## WHAT IS NEEDED
Return the listing below exactly, with the pictures dropped.

## DATA EXTRACT
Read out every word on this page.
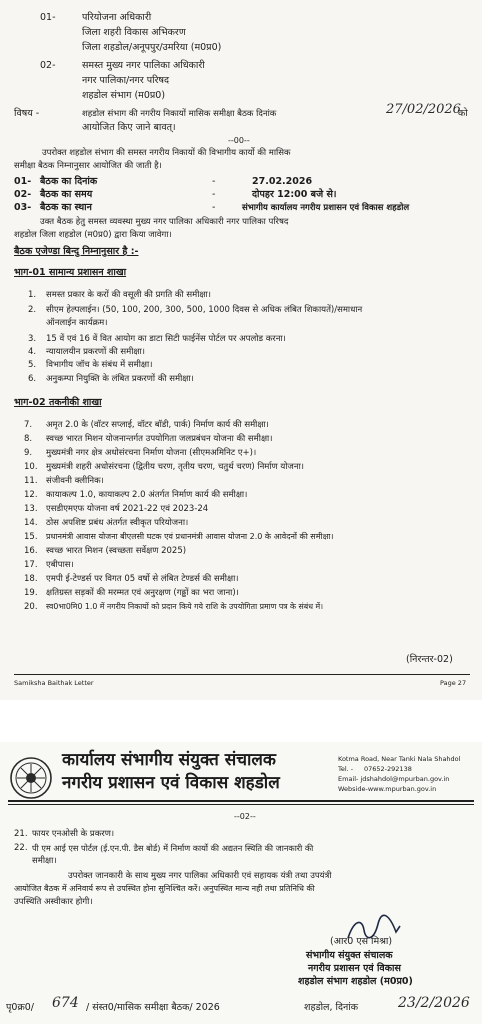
01-	परियोजना अधिकारी
जिला शहरी विकास अभिकरण
जिला शहडोल/अनूपपुर/उमरिया (म0प्र0)
02-	समस्त मुख्य नगर पालिका अधिकारी
नगर पालिका/नगर परिषद
शहडोल संभाग (म0प्र0)
विषय -	शहडोल संभाग की नगरीय निकायों मासिक समीक्षा बैठक दिनांक	27/02/2026
को
आयोजित किए जाने बावत्।
--00--
उपरोक्त शहडोल संभाग की समस्त नगरीय निकायों की विभागीय कार्यो की मासिक
समीक्षा बैठक निम्नानुसार आयोजित की जाती है।
01- बैठक का दिनांक	-	27.02.2026
02- बैठक का समय	-	दोपहर 12:00 बजे से।
03- बैठक का स्थान	-	संभागीय कार्यालय नगरीय प्रशासन एवं विकास शहडोल
उक्त बैठक हेतु समस्त व्यवस्था मुख्य नगर पालिका अधिकारी नगर पालिका परिषद
शहडोल जिला शहडोल (म0प्र0) द्वारा किया जावेगा।
बैठक एजेण्डा बिन्दु निम्नानुसार है :-
भाग-01 सामान्य प्रशासन शाखा
1. समस्त प्रकार के करों की वसूली की प्रगति की समीक्षा।
2. सीएम हेल्पलाईन। (50, 100, 200, 300, 500, 1000 दिवस से अधिक लंबित शिकायतें)/समाधान
ऑनलाईन कार्यक्रम।
3. 15 वें एवं 16 वें वित आयोग का डाटा सिटी फाईनेंस पोर्टल पर अपलोड करना।
4. न्यायालयीन प्रकरणों की समीक्षा।
5. विभागीय जॉच के संबंध में समीक्षा।
6. अनुकम्पा नियुक्ति के लंबित प्रकरणों की समीक्षा।
भाग-02 तकनीकी शाखा
7. अमृत 2.0 के (वॉटर सप्लाई, वॉटर बॉडी, पार्क) निर्माण कार्य की समीक्षा।
8. स्वच्छ भारत मिशन योजनान्तर्गत उपयोगिता जलप्रबंधन योजना की समीक्षा।
9. मुख्यमंत्री नगर क्षेत्र अधोसंरचना निर्माण योजना (सीएमअमिनिट ए+)।
10. मुख्यमंत्री शहरी अधोसंरचना (द्वितीय चरण, तृतीय चरण, चतुर्थ चरण) निर्माण योजना।
11. संजीवनी क्लीनिक।
12. कायाकल्प 1.0, कायाकल्प 2.0 अंतर्गत निर्माण कार्य की समीक्षा।
13. एसडीएमएफ योजना वर्ष 2021-22 एवं 2023-24
14. ठोस अपशिष्ट प्रबंध अंतर्गत स्वीकृत परियोजना।
15. प्रधानमंत्री आवास योजना बीएलसी घटक एवं प्रधानमंत्री आवास योजना 2.0 के आवेदनों की समीक्षा।
16. स्वच्छ भारत मिशन (स्वच्छता सर्वेक्षण 2025)
17. एबीपास।
18. एमपी ई-टेण्डर्स पर विगत 05 वर्षो से लंबित टेण्डर्स की समीक्षा।
19. क्षतिग्रस्त सड़कों की मरम्मत एवं अनुरक्षण (गढ्ढों का भरा जाना)।
20. स्व0भा0मि0 1.0 में नगरीय निकायों को प्रदान किये गये राशि के उपयोगिता प्रमाण पत्र के संबंध में।
(निरन्तर-02)
Samiksha Baithak Letter	Page 27
कार्यालय संभागीय संयुक्त संचालक
नगरीय प्रशासन एवं विकास शहडोल
Kotma Road, Near Tanki Nala Shahdol
Tel. - 07652-292138
Email- jdshahdol@mpurban.gov.in
Webside-www.mpurban.gov.in
--02--
21. फायर एनओसी के प्रकरण।
22. पी एम आई एस पोर्टल (ई.एन.पी. डैस बोर्ड) में निर्माण कार्यो की अद्यतन स्थिति की जानकारी की
समीक्षा।
उपरोक्त जानकारी के साथ मुख्य नगर पालिका अधिकारी एवं सहायक यंत्री तथा उपयंत्री
आयोजित बैठक में अनिवार्य रूप से उपस्थित होना सुनिश्चित करें। अनुपस्थित मान्य नही तथा प्रतिनिधि की
उपस्थिति अस्वीकार होगी।
(आर0 एस मिश्रा)
संभागीय संयुक्त संचालक
नगरीय प्रशासन एवं विकास
शहडोल संभाग शहडोल (म0प्र0)
पृ0क्र0/ 674 / संस्त0/मासिक समीक्षा बैठक/ 2026	शहडोल, दिनांक	23/2/2026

## RESULT OF THIS TASK
Read out every word on this page.
01-	परियोजना अधिकारी
जिला शहरी विकास अभिकरण
जिला शहडोल/अनूपपुर/उमरिया (म0प्र0)
02-	समस्त मुख्य नगर पालिका अधिकारी
नगर पालिका/नगर परिषद
शहडोल संभाग (म0प्र0)
विषय -	शहडोल संभाग की नगरीय निकायों मासिक समीक्षा बैठक दिनांक	27/02/2026
को
आयोजित किए जाने बावत्।
--00--
उपरोक्त शहडोल संभाग की समस्त नगरीय निकायों की विभागीय कार्यो की मासिक
समीक्षा बैठक निम्नानुसार आयोजित की जाती है।
01- बैठक का दिनांक	-	27.02.2026
02- बैठक का समय	-	दोपहर 12:00 बजे से।
03- बैठक का स्थान	-	संभागीय कार्यालय नगरीय प्रशासन एवं विकास शहडोल
उक्त बैठक हेतु समस्त व्यवस्था मुख्य नगर पालिका अधिकारी नगर पालिका परिषद
शहडोल जिला शहडोल (म0प्र0) द्वारा किया जावेगा।
बैठक एजेण्डा बिन्दु निम्नानुसार है :-
भाग-01 सामान्य प्रशासन शाखा
1. समस्त प्रकार के करों की वसूली की प्रगति की समीक्षा।
2. सीएम हेल्पलाईन। (50, 100, 200, 300, 500, 1000 दिवस से अधिक लंबित शिकायतें)/समाधान
ऑनलाईन कार्यक्रम।
3. 15 वें एवं 16 वें वित आयोग का डाटा सिटी फाईनेंस पोर्टल पर अपलोड करना।
4. न्यायालयीन प्रकरणों की समीक्षा।
5. विभागीय जॉच के संबंध में समीक्षा।
6. अनुकम्पा नियुक्ति के लंबित प्रकरणों की समीक्षा।
भाग-02 तकनीकी शाखा
7. अमृत 2.0 के (वॉटर सप्लाई, वॉटर बॉडी, पार्क) निर्माण कार्य की समीक्षा।
8. स्वच्छ भारत मिशन योजनान्तर्गत उपयोगिता जलप्रबंधन योजना की समीक्षा।
9. मुख्यमंत्री नगर क्षेत्र अधोसंरचना निर्माण योजना (सीएमअमिनिट ए+)।
10. मुख्यमंत्री शहरी अधोसंरचना (द्वितीय चरण, तृतीय चरण, चतुर्थ चरण) निर्माण योजना।
11. संजीवनी क्लीनिक।
12. कायाकल्प 1.0, कायाकल्प 2.0 अंतर्गत निर्माण कार्य की समीक्षा।
13. एसडीएमएफ योजना वर्ष 2021-22 एवं 2023-24
14. ठोस अपशिष्ट प्रबंध अंतर्गत स्वीकृत परियोजना।
15. प्रधानमंत्री आवास योजना बीएलसी घटक एवं प्रधानमंत्री आवास योजना 2.0 के आवेदनों की समीक्षा।
16. स्वच्छ भारत मिशन (स्वच्छता सर्वेक्षण 2025)
17. एबीपास।
18. एमपी ई-टेण्डर्स पर विगत 05 वर्षो से लंबित टेण्डर्स की समीक्षा।
19. क्षतिग्रस्त सड़कों की मरम्मत एवं अनुरक्षण (गढ्ढों का भरा जाना)।
20. स्व0भा0मि0 1.0 में नगरीय निकायों को प्रदान किये गये राशि के उपयोगिता प्रमाण पत्र के संबंध में।
(निरन्तर-02)
Samiksha Baithak Letter	Page 27
कार्यालय संभागीय संयुक्त संचालक
नगरीय प्रशासन एवं विकास शहडोल
Kotma Road, Near Tanki Nala Shahdol
Tel. - 07652-292138
Email- jdshahdol@mpurban.gov.in
Webside-www.mpurban.gov.in
--02--
21. फायर एनओसी के प्रकरण।
22. पी एम आई एस पोर्टल (ई.एन.पी. डैस बोर्ड) में निर्माण कार्यो की अद्यतन स्थिति की जानकारी की
समीक्षा।
उपरोक्त जानकारी के साथ मुख्य नगर पालिका अधिकारी एवं सहायक यंत्री तथा उपयंत्री
आयोजित बैठक में अनिवार्य रूप से उपस्थित होना सुनिश्चित करें। अनुपस्थित मान्य नही तथा प्रतिनिधि की
उपस्थिति अस्वीकार होगी।
(आर0 एस मिश्रा)
संभागीय संयुक्त संचालक
नगरीय प्रशासन एवं विकास
शहडोल संभाग शहडोल (म0प्र0)
पृ0क्र0/ 674 / संस्त0/मासिक समीक्षा बैठक/ 2026	शहडोल, दिनांक	23/2/2026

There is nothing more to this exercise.